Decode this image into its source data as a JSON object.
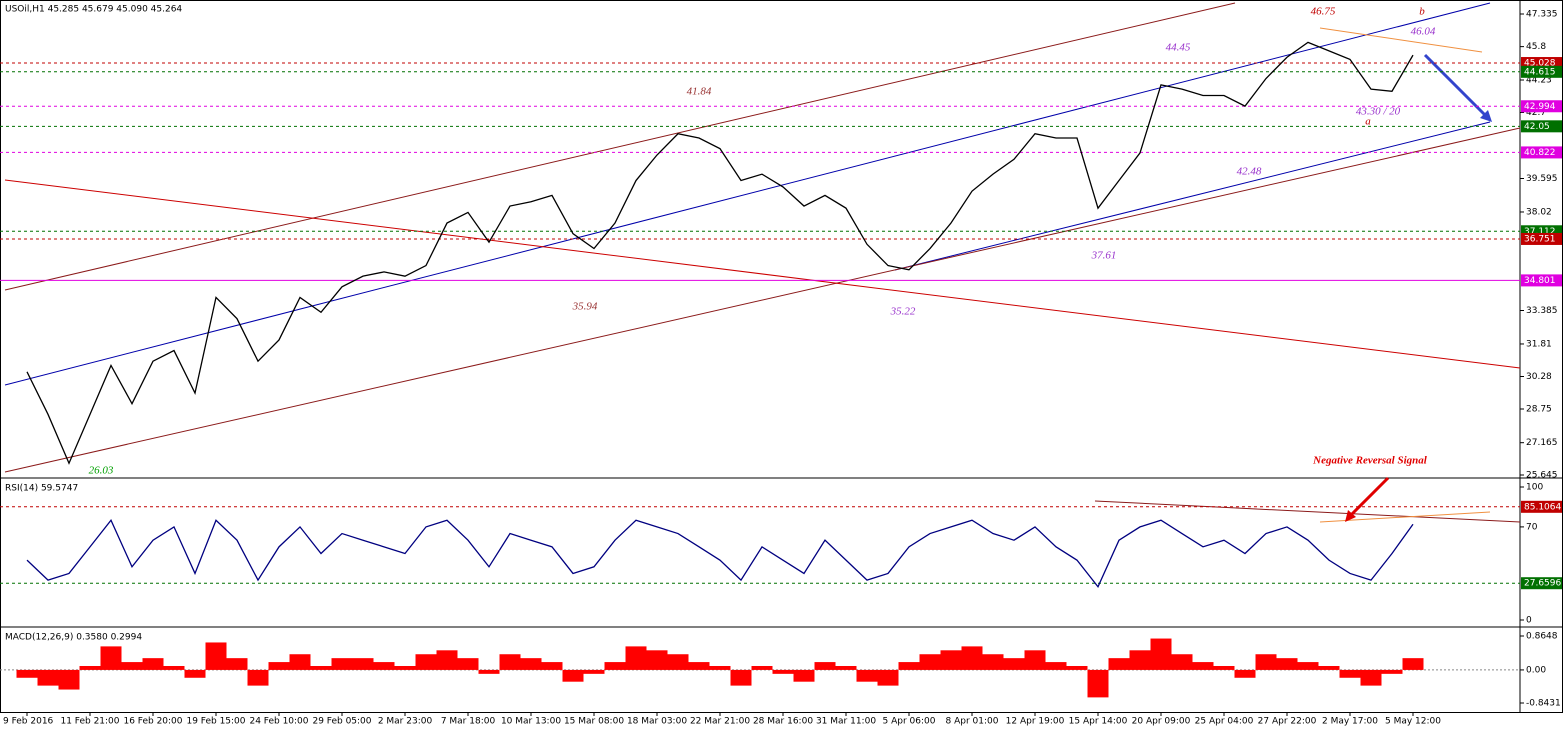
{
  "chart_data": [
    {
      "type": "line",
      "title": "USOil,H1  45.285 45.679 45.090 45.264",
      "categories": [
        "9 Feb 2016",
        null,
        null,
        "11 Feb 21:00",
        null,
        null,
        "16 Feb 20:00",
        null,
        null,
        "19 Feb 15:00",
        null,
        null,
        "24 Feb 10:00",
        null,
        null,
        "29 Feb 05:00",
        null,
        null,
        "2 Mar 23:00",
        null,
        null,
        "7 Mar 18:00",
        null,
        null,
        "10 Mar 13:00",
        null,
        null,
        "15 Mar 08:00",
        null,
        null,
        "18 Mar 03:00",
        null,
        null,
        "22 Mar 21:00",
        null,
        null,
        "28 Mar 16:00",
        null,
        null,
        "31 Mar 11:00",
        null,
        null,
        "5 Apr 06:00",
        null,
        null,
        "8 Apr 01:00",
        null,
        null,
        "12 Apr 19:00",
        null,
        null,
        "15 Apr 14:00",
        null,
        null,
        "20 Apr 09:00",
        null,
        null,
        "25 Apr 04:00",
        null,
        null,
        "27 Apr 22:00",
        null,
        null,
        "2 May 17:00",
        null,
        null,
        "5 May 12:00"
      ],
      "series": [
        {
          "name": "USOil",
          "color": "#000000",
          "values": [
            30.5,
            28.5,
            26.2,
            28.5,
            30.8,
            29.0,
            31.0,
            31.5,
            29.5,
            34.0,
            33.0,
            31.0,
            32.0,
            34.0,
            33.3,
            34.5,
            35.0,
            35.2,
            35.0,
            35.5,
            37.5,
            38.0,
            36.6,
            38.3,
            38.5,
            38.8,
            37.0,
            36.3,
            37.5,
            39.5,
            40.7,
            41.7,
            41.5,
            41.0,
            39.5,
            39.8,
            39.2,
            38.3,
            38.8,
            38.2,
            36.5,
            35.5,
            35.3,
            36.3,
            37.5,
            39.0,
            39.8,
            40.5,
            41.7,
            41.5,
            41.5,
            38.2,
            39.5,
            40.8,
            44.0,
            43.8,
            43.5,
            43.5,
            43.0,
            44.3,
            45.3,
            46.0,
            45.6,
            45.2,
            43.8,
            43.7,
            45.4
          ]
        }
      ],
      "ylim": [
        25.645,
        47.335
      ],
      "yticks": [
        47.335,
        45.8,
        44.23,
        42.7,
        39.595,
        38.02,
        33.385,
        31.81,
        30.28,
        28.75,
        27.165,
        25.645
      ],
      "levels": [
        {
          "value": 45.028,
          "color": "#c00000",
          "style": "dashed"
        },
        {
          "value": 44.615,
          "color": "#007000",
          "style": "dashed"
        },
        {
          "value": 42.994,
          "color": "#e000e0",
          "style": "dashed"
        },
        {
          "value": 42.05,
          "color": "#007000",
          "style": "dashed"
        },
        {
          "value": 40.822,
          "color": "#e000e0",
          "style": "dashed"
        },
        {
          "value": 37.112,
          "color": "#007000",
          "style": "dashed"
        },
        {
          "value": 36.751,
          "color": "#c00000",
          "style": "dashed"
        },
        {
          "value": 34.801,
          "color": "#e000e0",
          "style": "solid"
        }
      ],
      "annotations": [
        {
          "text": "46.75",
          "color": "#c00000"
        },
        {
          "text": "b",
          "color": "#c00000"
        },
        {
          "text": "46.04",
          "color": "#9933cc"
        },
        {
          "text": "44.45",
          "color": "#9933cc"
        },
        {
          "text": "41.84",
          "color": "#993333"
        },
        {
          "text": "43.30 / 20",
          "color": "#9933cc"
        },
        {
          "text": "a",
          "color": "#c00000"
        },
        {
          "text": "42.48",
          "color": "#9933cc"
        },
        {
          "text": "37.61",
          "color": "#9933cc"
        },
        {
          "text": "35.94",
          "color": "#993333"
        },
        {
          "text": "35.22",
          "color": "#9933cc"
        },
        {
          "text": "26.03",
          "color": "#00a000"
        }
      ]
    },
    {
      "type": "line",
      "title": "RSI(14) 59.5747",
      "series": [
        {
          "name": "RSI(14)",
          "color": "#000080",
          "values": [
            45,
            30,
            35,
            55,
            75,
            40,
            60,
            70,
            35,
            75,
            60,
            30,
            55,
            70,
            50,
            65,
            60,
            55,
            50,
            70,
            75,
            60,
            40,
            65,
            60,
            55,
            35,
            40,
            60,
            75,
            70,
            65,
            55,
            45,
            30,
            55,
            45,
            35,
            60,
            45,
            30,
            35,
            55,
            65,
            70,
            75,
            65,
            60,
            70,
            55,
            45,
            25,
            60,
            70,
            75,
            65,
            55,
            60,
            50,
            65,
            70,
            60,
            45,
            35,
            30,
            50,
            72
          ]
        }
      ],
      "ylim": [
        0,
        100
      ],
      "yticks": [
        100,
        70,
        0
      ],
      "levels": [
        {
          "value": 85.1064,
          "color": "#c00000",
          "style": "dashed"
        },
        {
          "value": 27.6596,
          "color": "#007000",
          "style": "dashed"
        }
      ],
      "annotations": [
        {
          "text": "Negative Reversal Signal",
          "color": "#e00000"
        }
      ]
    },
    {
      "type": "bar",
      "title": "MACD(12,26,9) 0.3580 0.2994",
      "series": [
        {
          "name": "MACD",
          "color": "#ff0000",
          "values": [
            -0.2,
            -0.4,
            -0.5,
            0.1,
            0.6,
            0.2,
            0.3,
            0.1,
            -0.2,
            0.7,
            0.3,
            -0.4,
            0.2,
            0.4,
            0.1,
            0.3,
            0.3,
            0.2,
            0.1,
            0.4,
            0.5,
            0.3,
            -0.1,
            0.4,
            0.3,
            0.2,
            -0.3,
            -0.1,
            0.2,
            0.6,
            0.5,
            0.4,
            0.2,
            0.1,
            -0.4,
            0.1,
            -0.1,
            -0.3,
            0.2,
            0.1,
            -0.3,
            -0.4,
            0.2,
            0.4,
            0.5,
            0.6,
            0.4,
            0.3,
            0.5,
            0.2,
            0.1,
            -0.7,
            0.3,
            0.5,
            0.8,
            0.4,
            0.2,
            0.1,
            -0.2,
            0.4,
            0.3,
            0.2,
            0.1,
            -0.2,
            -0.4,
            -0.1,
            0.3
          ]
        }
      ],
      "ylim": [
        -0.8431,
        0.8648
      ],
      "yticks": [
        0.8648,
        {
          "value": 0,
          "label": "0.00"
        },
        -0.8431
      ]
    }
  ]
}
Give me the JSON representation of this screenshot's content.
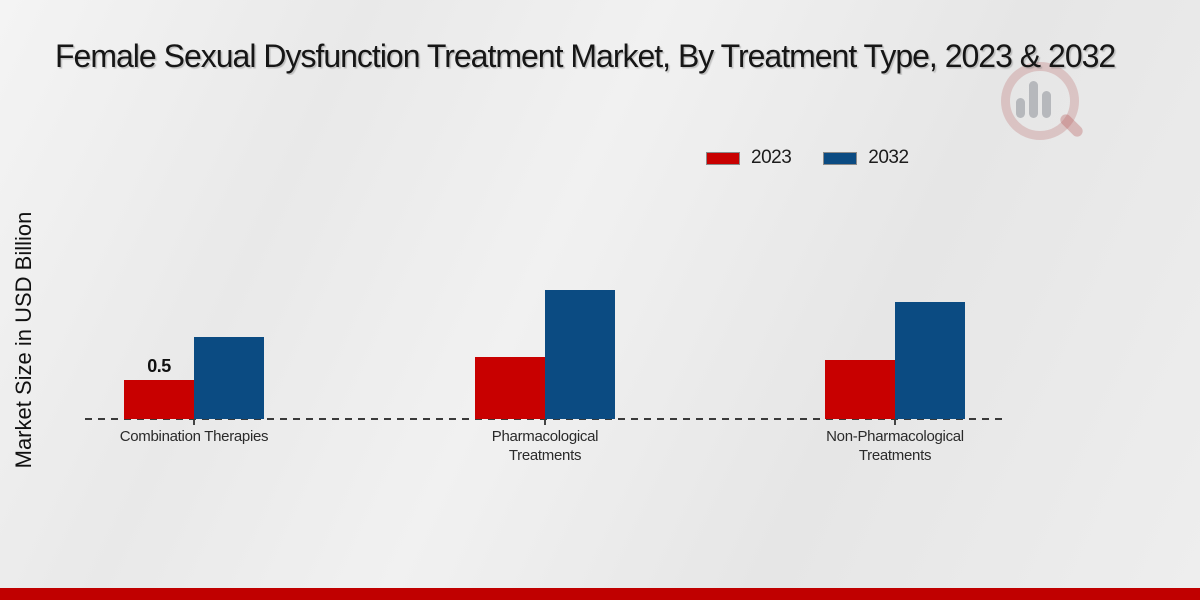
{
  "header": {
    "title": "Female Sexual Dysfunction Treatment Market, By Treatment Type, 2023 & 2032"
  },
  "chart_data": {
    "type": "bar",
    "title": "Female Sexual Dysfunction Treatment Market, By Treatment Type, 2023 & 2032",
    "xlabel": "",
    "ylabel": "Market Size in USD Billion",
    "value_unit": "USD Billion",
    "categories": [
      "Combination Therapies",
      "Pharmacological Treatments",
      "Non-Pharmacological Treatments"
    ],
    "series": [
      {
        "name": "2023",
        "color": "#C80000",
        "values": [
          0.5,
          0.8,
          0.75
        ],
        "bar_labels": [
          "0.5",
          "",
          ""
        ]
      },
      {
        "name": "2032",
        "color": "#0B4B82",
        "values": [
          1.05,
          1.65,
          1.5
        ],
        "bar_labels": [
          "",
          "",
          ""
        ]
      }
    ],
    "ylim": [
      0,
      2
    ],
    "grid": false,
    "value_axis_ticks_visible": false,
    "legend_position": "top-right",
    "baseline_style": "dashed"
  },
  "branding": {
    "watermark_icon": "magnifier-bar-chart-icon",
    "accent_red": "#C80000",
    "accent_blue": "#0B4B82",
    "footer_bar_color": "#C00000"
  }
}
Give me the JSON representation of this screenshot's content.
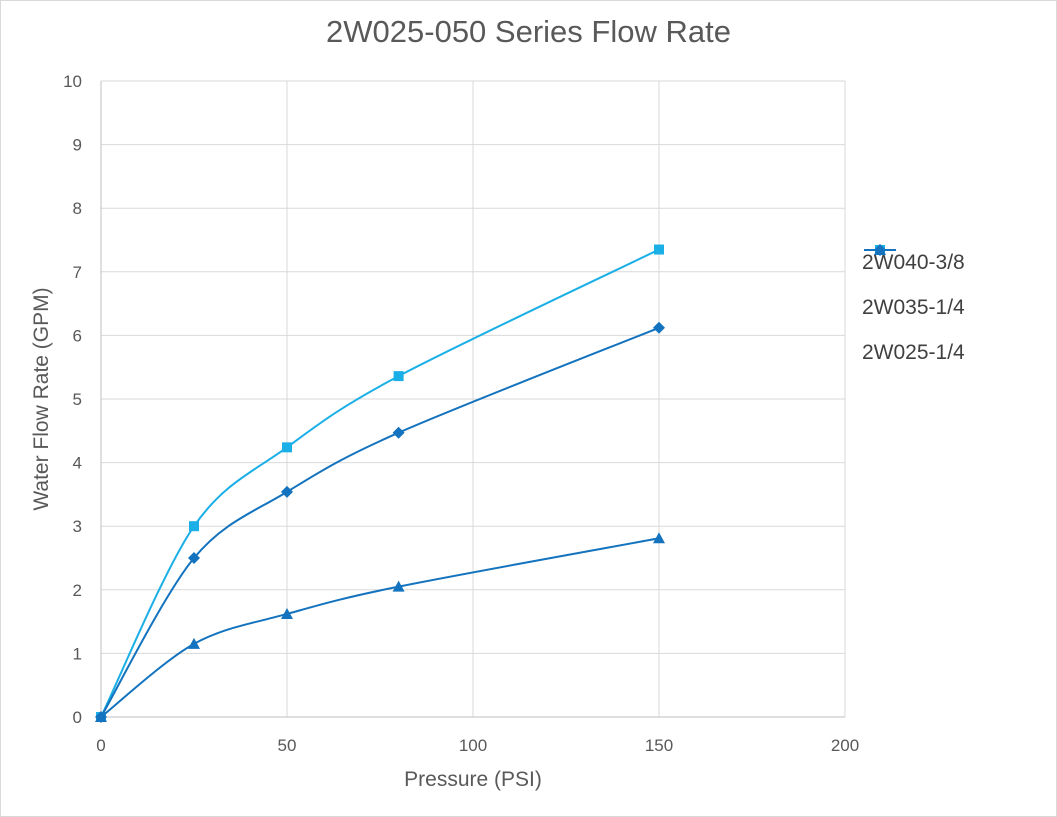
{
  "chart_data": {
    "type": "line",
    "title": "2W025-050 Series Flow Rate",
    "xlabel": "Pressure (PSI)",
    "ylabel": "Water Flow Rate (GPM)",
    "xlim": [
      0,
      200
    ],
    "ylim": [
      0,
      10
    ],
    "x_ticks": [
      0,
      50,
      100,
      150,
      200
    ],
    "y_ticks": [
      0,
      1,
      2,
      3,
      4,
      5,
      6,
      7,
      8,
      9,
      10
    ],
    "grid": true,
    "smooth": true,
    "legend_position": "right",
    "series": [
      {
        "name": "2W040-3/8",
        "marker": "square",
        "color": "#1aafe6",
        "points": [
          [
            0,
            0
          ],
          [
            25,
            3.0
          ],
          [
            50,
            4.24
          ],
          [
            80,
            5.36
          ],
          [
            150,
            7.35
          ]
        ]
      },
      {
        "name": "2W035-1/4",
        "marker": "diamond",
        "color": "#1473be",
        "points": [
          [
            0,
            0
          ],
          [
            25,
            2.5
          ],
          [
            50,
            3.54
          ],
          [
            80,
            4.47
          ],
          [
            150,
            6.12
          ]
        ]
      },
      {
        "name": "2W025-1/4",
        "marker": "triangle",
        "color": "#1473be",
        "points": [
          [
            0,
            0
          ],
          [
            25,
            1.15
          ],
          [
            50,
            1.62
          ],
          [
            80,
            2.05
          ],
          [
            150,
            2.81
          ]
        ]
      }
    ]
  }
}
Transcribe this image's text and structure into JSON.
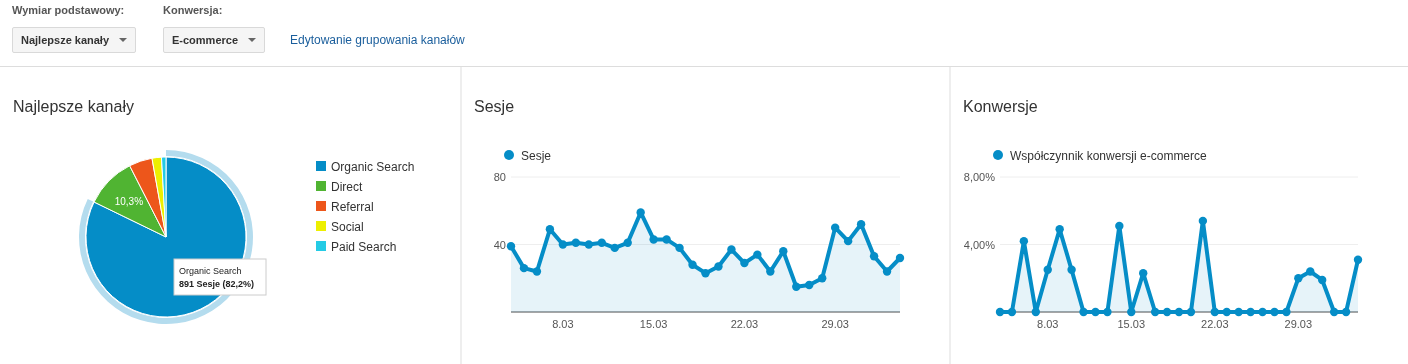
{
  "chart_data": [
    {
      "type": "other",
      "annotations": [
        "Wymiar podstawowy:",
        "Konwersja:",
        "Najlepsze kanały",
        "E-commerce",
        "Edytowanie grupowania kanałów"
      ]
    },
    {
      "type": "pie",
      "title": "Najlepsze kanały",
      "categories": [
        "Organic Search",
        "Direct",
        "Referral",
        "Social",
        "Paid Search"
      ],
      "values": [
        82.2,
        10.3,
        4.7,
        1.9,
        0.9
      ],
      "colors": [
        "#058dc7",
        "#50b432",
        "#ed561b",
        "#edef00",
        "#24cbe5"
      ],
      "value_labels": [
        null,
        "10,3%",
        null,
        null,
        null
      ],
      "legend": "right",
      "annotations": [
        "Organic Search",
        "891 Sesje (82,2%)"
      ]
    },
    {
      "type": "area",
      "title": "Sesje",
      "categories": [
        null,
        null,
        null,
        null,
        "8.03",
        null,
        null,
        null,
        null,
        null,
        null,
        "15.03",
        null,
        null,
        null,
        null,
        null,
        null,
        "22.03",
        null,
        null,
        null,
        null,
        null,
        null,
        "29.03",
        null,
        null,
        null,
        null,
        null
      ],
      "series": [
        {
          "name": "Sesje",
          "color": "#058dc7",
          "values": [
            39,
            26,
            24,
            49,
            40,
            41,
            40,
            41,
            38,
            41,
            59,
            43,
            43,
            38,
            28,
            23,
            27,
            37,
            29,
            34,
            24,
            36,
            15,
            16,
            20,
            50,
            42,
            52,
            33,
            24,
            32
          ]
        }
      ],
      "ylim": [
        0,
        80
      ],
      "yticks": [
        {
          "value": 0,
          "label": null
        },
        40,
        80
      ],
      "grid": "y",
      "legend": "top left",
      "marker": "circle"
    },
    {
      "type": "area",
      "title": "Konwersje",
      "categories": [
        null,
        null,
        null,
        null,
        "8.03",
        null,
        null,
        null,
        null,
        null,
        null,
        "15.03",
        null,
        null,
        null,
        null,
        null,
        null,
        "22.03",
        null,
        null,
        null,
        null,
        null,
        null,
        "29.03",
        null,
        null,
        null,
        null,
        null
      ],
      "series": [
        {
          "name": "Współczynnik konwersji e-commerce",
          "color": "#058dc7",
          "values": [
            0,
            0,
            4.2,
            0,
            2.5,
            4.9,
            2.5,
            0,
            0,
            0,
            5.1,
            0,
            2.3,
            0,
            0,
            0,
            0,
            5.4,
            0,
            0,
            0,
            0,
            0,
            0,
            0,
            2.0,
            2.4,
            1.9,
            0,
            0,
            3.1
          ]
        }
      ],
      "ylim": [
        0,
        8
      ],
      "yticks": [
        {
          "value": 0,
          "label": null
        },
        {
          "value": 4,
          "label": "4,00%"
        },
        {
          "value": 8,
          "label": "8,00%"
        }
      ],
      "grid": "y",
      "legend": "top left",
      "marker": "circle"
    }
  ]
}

+ + + + +

AIM: Using the material above, gather every line that includes "this".

COMPLETE RESPONSE:
Decode this image into its source data as a JSON object.
Give me the JSON representation of this screenshot's content.
Give me the JSON representation of this screenshot's content.
Transcribe this image's text and structure into JSON.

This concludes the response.